• Task: Copy each line of the records that holds the string "field".

• Provided records:
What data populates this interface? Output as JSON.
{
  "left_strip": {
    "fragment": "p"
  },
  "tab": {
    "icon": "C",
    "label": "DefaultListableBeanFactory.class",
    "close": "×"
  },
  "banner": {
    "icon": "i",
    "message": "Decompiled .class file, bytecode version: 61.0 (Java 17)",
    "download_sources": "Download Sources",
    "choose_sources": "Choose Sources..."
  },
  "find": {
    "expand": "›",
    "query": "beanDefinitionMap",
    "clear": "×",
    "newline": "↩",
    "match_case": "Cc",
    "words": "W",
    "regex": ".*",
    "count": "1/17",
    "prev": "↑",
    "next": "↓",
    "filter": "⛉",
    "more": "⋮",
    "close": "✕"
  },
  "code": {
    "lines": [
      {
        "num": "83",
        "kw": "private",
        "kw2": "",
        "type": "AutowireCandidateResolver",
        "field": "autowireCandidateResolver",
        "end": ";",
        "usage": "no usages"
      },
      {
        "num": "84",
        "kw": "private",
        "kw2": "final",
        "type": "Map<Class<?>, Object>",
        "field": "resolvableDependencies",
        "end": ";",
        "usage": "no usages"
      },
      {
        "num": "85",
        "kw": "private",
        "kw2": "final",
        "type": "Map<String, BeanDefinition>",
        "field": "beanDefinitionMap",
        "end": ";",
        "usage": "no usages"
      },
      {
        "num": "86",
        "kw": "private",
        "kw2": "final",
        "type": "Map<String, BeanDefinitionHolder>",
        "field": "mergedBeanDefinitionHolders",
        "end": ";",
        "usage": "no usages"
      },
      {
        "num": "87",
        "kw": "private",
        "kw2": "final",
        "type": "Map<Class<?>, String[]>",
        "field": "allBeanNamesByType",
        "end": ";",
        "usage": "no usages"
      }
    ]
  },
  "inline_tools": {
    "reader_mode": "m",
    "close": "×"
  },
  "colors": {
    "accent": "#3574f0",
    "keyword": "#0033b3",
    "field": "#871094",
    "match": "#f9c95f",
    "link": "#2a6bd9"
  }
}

• Task output:
        "field": "autowireCandidateResolver",
        "field": "resolvableDependencies",
        "field": "beanDefinitionMap",
        "field": "mergedBeanDefinitionHolders",
        "field": "allBeanNamesByType",
    "field": "#871094",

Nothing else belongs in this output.